Data entries:
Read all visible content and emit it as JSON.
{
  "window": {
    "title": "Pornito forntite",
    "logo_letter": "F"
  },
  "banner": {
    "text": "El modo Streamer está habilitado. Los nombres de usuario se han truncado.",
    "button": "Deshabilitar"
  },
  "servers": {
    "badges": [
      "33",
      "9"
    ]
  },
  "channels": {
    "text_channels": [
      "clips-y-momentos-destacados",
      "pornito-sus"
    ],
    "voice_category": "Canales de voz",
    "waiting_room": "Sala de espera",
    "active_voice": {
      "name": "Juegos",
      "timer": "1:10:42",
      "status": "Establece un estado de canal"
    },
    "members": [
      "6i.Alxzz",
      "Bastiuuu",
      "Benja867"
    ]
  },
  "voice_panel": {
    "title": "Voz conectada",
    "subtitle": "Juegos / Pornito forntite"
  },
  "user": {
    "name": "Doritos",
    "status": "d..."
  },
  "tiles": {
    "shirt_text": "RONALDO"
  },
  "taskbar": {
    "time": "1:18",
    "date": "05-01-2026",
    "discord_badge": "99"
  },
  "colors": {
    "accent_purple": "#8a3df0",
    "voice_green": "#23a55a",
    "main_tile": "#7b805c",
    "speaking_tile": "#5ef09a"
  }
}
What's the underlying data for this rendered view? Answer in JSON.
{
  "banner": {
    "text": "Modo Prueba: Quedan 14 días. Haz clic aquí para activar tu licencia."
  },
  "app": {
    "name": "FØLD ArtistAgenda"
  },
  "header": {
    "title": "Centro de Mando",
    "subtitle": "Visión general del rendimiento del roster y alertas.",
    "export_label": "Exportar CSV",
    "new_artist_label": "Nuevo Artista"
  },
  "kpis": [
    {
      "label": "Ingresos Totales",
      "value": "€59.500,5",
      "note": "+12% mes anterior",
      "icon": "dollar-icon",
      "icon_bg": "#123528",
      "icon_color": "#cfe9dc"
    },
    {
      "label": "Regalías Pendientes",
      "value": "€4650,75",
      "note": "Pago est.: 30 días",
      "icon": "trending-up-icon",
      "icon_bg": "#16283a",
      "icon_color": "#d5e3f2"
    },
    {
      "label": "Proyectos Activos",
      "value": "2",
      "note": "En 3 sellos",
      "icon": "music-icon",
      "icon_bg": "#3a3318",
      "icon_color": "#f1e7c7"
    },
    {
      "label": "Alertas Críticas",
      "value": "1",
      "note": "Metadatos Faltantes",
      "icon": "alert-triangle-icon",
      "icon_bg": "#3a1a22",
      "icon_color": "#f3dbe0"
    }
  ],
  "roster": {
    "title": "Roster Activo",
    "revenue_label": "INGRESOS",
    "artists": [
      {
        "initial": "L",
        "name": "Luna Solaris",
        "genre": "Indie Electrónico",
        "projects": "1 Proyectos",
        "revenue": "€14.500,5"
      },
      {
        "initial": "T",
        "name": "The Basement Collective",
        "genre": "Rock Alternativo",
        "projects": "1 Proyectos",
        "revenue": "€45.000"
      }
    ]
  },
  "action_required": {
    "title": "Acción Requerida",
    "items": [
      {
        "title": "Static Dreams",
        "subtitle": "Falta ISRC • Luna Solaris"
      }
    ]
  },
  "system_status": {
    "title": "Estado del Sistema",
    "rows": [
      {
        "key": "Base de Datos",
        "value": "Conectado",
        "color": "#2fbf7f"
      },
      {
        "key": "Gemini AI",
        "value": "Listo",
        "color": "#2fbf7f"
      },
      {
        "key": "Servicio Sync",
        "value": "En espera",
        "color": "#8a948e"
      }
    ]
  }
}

Exercise instructions: Locate all lines in the listing above with the word "note" and copy them.

Written answer:
      "note": "+12% mes anterior",
      "note": "Pago est.: 30 días",
      "note": "En 3 sellos",
      "note": "Metadatos Faltantes",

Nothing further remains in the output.